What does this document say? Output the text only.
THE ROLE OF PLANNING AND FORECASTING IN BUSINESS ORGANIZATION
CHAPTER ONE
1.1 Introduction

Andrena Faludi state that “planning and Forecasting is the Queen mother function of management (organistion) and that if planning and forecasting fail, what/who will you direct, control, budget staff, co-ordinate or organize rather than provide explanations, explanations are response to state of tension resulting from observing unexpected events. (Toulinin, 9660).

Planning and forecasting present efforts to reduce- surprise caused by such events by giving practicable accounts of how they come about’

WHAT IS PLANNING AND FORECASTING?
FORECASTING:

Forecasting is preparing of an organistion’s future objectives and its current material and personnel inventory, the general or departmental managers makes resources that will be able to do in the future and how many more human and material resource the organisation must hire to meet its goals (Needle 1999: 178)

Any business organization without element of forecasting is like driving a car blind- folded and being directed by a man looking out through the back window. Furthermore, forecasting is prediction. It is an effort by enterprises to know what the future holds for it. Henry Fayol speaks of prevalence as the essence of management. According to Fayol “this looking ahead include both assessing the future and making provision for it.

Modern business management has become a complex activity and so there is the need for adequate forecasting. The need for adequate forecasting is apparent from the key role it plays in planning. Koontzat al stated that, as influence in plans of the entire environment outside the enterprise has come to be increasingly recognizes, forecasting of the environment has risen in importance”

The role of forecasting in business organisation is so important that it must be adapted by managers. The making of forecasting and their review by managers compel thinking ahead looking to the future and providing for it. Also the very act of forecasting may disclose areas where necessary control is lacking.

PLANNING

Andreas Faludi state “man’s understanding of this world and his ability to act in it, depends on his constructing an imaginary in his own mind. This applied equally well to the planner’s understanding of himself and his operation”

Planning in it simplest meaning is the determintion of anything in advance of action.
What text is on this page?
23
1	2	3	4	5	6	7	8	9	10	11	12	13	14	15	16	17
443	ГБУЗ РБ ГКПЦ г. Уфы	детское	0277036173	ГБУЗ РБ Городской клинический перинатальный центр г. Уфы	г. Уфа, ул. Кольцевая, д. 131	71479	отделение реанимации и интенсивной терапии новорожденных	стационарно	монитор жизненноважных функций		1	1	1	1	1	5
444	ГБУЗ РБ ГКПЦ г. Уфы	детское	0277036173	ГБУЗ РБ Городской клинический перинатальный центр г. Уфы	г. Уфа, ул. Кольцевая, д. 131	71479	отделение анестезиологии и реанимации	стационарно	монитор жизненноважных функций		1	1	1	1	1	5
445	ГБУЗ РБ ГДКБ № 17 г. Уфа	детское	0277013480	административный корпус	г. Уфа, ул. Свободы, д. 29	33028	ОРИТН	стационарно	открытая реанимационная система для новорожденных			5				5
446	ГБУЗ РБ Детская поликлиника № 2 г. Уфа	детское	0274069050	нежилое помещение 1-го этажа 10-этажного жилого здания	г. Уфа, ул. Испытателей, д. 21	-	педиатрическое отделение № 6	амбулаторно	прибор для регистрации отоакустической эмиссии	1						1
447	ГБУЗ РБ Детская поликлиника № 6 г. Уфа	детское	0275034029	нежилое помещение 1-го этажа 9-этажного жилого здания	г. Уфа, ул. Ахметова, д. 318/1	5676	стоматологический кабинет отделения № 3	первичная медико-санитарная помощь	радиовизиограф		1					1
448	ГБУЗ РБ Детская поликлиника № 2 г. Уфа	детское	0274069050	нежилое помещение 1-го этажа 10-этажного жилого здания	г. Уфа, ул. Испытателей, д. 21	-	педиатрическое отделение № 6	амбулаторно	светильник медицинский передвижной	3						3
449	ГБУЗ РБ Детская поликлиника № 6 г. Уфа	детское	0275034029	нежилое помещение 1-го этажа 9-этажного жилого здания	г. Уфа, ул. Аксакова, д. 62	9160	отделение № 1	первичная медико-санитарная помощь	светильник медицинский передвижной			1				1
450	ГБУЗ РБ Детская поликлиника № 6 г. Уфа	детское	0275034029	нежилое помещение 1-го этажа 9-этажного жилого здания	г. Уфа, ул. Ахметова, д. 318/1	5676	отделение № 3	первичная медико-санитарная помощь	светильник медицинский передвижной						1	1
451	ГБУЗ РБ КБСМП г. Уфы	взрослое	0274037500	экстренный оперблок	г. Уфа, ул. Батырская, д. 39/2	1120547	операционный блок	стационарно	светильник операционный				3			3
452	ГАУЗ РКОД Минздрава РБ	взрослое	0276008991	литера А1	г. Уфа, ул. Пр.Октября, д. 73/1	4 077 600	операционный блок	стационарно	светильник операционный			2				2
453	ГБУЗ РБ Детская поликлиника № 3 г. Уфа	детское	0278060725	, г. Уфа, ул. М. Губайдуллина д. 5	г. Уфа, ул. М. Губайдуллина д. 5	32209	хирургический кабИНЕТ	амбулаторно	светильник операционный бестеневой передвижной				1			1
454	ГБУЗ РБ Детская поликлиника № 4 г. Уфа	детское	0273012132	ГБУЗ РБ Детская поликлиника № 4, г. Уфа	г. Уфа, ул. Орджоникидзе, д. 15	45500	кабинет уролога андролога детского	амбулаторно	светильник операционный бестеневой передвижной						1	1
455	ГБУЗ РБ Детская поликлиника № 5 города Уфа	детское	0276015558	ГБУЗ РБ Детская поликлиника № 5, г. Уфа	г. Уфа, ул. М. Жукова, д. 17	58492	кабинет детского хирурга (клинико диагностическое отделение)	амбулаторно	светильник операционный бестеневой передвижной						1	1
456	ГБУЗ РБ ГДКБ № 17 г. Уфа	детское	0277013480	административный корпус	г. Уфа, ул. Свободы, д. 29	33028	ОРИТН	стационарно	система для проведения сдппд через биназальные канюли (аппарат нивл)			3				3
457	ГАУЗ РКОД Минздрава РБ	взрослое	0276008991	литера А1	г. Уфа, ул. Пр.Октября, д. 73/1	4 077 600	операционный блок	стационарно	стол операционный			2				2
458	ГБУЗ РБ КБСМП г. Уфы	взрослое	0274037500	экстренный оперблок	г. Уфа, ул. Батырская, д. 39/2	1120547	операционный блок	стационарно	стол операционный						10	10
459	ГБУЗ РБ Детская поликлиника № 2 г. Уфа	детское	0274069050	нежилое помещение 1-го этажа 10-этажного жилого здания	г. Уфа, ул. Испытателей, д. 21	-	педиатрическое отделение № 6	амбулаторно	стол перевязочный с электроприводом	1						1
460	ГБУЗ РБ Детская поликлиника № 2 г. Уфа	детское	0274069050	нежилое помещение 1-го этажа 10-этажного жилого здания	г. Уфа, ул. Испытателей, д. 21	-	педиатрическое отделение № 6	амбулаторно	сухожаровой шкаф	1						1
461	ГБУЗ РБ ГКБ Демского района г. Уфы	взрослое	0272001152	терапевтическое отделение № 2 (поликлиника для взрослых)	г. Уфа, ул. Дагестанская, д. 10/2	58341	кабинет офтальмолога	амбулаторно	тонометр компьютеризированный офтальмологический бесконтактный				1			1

══════════════════════════════

--- INSTRUCTION ---
Using the listing above, show each line holding the string "Свободы".

--- SOLUTION TO THIS TASK ---
445	ГБУЗ РБ ГДКБ № 17 г. Уфа	детское	0277013480	административный корпус	г. Уфа, ул. Свободы, д. 29	33028	ОРИТН	стационарно	открытая реанимационная система для новорожденных			5				5
456	ГБУЗ РБ ГДКБ № 17 г. Уфа	детское	0277013480	административный корпус	г. Уфа, ул. Свободы, д. 29	33028	ОРИТН	стационарно	система для проведения сдппд через биназальные канюли (аппарат нивл)			3				3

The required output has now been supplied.